**Your objective:**
Go through the data below. List every line that holds the word "breast".

[Start of Source material]

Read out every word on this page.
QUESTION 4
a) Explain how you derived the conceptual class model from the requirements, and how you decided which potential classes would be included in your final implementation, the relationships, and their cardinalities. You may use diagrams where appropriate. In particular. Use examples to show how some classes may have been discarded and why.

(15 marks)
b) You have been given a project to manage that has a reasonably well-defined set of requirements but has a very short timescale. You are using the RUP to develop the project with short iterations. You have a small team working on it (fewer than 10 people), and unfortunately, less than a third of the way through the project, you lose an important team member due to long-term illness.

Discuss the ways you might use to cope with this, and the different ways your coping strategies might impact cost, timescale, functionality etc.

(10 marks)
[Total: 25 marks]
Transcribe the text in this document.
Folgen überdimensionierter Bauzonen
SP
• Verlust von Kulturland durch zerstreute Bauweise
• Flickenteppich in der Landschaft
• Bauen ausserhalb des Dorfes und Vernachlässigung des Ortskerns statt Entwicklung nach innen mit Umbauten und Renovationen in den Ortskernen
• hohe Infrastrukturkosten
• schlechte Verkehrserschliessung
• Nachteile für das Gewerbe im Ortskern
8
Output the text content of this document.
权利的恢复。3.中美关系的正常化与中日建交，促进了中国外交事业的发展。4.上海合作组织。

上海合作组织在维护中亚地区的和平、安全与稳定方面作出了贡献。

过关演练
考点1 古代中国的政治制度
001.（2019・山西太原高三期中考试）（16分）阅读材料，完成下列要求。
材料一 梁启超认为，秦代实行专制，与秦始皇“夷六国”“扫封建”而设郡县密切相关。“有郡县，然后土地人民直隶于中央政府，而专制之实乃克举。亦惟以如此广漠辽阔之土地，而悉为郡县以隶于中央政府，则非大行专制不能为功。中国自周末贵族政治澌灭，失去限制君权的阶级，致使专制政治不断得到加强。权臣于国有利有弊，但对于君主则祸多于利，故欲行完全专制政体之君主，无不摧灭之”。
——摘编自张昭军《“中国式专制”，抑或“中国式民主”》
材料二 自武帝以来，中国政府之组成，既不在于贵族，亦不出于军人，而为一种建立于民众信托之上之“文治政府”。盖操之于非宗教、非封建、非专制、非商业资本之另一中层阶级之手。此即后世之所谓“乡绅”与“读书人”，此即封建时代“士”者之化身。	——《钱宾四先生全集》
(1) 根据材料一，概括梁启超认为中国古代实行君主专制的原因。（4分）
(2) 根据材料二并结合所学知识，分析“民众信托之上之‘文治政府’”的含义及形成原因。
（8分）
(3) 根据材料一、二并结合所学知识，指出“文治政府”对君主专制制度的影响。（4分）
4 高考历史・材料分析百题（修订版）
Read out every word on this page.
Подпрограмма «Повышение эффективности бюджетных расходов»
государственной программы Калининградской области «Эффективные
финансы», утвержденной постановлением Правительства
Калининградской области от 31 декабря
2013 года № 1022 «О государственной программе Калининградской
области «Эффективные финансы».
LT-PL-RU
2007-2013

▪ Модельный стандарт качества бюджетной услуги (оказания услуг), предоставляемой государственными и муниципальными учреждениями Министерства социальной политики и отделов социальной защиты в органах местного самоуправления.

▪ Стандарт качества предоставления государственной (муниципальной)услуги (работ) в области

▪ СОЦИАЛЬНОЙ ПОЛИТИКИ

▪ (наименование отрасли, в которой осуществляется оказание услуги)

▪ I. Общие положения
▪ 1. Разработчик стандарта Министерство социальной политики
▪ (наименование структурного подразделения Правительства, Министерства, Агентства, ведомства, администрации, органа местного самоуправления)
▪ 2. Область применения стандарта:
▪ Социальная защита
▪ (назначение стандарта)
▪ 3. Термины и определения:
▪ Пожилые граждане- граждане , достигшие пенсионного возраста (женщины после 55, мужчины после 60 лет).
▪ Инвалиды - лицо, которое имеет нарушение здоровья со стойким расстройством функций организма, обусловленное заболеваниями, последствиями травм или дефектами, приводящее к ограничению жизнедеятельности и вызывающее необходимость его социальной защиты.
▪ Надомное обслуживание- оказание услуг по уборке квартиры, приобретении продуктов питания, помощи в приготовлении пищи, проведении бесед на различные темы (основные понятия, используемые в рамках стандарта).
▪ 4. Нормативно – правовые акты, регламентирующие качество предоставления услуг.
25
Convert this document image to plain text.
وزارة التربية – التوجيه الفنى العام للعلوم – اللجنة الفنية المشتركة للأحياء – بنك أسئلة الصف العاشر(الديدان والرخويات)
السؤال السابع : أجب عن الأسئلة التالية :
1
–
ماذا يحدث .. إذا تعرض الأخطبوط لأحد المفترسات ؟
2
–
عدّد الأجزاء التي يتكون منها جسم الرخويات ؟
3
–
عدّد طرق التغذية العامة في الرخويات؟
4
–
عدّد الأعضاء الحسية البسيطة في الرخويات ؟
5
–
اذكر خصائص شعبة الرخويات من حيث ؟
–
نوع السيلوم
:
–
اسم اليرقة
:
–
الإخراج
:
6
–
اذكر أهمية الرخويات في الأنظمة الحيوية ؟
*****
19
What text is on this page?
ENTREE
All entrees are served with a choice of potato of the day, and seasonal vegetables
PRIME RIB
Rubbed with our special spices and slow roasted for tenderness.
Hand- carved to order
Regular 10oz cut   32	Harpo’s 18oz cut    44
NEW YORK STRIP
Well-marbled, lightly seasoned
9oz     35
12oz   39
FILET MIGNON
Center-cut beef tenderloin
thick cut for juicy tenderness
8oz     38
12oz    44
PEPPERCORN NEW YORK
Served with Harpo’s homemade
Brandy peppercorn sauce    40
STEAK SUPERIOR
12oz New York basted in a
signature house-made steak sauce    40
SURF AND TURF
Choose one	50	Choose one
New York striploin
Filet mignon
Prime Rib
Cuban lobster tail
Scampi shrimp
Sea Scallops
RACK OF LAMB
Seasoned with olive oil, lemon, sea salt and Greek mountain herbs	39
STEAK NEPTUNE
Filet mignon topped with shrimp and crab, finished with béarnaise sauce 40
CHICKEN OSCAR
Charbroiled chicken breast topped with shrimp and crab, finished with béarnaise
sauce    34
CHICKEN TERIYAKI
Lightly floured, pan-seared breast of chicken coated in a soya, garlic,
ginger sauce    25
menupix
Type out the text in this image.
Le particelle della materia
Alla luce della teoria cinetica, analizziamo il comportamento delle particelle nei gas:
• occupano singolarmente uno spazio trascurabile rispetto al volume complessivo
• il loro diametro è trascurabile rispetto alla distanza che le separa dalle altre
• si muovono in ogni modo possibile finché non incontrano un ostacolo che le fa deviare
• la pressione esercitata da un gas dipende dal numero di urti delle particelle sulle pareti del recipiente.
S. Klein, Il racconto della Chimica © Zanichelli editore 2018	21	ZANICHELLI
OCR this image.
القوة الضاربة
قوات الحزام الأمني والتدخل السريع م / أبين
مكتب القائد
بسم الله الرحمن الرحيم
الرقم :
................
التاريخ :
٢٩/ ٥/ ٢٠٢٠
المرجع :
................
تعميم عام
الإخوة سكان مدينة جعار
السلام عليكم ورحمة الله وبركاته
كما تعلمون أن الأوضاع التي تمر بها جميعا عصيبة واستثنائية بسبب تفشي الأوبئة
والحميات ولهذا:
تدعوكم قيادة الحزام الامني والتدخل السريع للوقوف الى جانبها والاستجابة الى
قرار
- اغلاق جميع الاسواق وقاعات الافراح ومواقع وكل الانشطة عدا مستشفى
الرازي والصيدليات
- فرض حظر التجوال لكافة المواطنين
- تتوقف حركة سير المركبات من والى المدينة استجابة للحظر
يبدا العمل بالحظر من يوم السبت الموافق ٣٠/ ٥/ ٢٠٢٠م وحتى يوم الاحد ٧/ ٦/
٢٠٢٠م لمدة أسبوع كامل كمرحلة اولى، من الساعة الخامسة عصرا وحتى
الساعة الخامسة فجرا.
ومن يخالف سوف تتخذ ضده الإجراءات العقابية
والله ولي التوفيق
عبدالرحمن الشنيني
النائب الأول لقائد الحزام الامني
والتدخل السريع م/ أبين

[End of Source material]

**Result for this task:**
Charbroiled chicken breast topped with shrimp and crab, finished with béarnaise
Lightly floured, pan-seared breast of chicken coated in a soya, garlic,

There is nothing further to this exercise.